Each line below must be set down exactly; omit any image you find.
Start Exercise data
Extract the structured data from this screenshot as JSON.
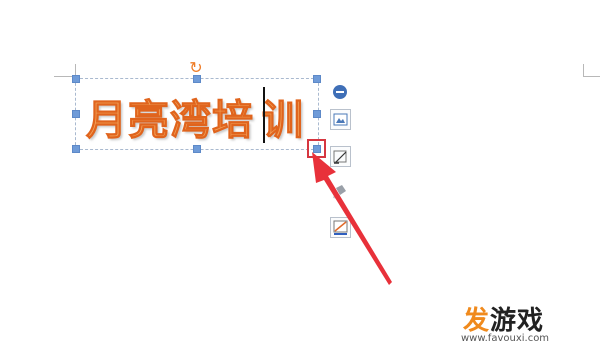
{
  "wordart": {
    "text_left": "月亮湾培",
    "text_right": "训"
  },
  "toolbar": {
    "items": [
      {
        "icon": "minus-icon"
      },
      {
        "icon": "layout-options-icon"
      },
      {
        "icon": "edit-shape-icon"
      },
      {
        "icon": "fill-bucket-icon"
      },
      {
        "icon": "outline-color-icon"
      }
    ]
  },
  "annotation": {
    "color": "#e8313a"
  },
  "watermark": {
    "title_accent": "发",
    "title_rest": "游戏",
    "url": "www.favouxi.com"
  }
}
End Exercise data
■ **Result for this exercise**
Extract the structured data from this screenshot as JSON.
{
  "wordart": {
    "text_left": "月亮湾培",
    "text_right": "训"
  },
  "toolbar": {
    "items": [
      {
        "icon": "minus-icon"
      },
      {
        "icon": "layout-options-icon"
      },
      {
        "icon": "edit-shape-icon"
      },
      {
        "icon": "fill-bucket-icon"
      },
      {
        "icon": "outline-color-icon"
      }
    ]
  },
  "annotation": {
    "color": "#e8313a"
  },
  "watermark": {
    "title_accent": "发",
    "title_rest": "游戏",
    "url": "www.favouxi.com"
  }
}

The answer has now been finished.